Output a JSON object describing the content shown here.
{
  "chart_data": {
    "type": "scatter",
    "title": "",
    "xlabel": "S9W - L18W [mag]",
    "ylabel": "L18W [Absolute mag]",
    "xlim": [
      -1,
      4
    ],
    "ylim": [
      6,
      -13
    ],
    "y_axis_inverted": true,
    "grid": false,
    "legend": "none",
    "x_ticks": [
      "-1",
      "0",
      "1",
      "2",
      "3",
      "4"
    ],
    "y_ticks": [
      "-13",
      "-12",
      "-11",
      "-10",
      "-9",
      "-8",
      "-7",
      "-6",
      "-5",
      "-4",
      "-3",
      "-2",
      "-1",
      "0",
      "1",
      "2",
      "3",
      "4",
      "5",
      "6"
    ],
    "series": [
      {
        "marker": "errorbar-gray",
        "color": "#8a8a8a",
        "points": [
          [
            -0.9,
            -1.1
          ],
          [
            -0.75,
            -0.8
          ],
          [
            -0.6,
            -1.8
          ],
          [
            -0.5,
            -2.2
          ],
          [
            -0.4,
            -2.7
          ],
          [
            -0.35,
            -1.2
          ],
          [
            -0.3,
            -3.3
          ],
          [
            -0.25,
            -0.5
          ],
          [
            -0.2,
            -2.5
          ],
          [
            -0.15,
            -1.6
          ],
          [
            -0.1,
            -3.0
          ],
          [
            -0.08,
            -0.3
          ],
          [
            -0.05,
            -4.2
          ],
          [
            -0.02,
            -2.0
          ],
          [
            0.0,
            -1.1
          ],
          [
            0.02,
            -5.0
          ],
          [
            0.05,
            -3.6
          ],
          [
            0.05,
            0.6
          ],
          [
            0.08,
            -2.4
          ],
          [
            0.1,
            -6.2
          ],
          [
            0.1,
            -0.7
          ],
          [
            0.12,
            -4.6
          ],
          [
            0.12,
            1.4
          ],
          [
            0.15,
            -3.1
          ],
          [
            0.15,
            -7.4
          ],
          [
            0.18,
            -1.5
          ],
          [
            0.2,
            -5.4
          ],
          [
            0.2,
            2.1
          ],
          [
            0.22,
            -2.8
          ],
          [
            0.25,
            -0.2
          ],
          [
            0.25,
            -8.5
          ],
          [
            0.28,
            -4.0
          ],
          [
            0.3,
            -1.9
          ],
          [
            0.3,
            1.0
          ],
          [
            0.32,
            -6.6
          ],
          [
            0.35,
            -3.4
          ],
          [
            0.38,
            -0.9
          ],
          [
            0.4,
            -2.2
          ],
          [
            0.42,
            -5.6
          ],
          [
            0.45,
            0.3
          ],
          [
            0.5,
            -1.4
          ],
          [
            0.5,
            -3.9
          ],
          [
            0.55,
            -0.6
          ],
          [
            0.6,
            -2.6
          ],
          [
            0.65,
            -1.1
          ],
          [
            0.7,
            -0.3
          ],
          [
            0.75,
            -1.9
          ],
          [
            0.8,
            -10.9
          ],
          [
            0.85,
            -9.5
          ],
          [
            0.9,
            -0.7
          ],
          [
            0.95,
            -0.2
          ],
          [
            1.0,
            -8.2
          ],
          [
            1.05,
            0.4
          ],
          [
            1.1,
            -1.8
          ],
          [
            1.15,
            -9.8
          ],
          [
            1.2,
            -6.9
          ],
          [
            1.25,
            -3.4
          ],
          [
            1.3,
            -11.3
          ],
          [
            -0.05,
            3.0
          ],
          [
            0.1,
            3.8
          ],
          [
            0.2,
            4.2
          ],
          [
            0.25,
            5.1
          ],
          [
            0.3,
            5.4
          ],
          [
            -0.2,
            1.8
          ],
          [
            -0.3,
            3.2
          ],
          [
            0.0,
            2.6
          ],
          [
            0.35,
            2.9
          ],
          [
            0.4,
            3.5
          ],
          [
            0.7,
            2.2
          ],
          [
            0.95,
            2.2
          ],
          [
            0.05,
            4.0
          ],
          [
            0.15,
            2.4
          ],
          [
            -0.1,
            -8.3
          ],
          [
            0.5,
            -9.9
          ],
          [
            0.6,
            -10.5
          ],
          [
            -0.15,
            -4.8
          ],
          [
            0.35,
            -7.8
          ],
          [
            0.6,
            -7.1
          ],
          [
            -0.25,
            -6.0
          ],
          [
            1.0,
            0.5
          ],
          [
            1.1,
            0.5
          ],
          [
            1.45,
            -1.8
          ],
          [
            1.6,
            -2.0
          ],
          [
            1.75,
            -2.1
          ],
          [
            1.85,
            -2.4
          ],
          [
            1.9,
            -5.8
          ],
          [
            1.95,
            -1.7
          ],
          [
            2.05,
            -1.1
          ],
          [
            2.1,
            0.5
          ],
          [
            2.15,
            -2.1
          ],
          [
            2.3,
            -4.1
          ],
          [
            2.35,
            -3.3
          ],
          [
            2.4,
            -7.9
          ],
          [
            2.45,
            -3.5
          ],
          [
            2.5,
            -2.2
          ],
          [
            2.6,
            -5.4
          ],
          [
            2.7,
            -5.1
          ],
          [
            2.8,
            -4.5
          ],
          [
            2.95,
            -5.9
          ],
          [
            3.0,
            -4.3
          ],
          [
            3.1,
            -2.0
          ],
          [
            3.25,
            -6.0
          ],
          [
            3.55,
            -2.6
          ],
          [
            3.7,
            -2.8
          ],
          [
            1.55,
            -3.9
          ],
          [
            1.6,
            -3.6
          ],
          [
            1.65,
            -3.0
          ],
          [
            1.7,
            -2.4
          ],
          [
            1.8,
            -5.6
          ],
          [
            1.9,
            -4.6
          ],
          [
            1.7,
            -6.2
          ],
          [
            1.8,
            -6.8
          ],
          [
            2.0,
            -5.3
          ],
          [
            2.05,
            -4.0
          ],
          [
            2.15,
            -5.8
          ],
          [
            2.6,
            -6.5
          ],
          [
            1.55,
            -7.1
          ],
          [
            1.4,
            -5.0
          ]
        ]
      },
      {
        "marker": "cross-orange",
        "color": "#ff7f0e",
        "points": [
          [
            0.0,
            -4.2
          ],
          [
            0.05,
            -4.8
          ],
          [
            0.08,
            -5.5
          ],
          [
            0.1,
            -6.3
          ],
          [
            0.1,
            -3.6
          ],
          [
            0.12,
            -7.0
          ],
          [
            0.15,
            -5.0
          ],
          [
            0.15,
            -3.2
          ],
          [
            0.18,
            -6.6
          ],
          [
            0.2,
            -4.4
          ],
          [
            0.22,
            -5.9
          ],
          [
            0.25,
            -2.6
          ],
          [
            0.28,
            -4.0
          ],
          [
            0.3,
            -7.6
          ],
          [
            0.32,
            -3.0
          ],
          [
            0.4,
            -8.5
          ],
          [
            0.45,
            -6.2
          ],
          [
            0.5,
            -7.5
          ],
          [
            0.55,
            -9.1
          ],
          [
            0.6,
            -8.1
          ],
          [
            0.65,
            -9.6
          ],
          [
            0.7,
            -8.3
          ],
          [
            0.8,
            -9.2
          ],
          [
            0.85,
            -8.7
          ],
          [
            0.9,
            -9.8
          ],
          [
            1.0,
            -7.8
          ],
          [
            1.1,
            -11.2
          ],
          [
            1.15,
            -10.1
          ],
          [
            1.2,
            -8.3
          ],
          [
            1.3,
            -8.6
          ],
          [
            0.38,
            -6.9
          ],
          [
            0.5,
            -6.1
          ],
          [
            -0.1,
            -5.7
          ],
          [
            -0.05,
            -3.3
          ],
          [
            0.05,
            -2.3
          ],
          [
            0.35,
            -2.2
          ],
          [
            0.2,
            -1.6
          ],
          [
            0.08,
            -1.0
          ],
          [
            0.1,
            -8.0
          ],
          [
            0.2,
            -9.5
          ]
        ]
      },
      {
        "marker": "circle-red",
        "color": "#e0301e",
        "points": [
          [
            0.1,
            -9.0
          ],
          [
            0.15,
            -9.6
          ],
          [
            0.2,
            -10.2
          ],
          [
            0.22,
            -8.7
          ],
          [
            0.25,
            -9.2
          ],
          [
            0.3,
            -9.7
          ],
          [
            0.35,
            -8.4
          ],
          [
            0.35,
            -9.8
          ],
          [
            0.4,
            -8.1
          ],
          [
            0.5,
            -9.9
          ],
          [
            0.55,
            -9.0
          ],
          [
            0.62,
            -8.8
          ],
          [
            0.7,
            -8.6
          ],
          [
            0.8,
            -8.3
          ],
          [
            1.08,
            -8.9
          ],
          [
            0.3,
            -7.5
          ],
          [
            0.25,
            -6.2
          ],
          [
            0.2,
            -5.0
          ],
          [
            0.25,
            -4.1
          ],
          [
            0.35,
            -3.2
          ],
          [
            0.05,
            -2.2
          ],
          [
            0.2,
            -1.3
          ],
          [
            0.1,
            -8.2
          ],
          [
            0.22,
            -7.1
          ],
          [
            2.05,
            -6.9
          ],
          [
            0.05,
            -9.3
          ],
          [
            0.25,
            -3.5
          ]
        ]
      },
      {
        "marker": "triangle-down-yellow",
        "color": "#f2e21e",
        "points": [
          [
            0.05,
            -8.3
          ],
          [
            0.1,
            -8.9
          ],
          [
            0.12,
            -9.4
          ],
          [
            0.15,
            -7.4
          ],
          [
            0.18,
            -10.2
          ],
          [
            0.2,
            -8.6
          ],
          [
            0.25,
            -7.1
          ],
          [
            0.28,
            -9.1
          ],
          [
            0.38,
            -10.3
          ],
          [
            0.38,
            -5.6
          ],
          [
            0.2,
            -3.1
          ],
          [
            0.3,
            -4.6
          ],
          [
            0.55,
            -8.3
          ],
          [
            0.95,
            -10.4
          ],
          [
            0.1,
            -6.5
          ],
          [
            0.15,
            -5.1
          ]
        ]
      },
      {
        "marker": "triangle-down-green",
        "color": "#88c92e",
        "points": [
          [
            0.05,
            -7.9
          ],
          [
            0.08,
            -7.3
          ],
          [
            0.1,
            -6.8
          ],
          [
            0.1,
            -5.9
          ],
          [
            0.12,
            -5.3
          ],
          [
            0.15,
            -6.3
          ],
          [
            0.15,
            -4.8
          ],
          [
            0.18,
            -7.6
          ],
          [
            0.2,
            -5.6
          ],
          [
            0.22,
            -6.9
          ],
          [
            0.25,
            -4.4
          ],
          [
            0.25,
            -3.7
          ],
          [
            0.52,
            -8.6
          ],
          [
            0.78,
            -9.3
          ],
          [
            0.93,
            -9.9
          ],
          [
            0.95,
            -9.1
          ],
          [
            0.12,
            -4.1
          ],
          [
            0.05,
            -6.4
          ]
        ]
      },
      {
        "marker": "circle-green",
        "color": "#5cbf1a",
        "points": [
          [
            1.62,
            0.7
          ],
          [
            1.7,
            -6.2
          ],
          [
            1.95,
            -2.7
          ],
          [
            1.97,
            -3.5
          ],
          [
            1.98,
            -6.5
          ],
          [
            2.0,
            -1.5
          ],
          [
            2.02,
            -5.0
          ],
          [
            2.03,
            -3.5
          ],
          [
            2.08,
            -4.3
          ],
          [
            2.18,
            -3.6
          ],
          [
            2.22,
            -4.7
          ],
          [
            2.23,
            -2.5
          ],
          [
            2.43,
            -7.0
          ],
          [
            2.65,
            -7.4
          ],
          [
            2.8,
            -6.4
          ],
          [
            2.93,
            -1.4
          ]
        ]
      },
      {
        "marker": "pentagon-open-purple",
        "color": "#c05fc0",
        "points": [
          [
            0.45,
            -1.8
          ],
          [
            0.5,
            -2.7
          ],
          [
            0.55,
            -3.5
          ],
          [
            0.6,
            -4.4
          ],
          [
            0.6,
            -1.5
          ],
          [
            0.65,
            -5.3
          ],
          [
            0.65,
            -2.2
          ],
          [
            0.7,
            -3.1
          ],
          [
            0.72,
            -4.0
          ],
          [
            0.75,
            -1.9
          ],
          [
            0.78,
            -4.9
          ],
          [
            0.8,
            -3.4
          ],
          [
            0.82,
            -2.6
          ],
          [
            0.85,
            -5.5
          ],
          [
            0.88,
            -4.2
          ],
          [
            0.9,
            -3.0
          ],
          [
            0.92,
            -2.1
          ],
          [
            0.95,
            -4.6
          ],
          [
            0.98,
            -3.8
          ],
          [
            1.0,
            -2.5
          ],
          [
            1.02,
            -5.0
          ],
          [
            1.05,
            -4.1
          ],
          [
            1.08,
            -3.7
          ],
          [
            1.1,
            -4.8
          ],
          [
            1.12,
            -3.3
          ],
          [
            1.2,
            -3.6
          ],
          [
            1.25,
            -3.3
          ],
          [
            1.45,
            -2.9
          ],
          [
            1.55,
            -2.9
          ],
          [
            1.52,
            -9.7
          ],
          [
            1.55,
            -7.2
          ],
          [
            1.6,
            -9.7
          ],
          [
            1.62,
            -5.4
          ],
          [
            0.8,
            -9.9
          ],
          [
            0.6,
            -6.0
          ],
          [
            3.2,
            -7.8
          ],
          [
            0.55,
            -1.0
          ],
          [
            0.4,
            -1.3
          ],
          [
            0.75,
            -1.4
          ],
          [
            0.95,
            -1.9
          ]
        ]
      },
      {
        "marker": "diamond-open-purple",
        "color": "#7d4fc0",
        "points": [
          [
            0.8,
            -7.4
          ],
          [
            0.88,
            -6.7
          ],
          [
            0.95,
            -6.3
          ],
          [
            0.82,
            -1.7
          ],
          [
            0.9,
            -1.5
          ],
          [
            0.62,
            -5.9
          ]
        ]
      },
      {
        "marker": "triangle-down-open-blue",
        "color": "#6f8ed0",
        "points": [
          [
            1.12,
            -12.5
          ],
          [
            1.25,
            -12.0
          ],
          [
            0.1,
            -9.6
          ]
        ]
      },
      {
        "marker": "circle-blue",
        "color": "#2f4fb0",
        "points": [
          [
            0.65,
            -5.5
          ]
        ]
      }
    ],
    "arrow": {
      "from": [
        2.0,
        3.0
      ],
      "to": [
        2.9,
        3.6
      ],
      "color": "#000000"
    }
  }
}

────────────────────

WRITTEN EXERCISE
Lines that hold "down" are the ones to copy; find all of them.

RESPONSE TO THIS TASK
        "marker": "triangle-down-yellow",
        "marker": "triangle-down-green",
        "marker": "triangle-down-open-blue",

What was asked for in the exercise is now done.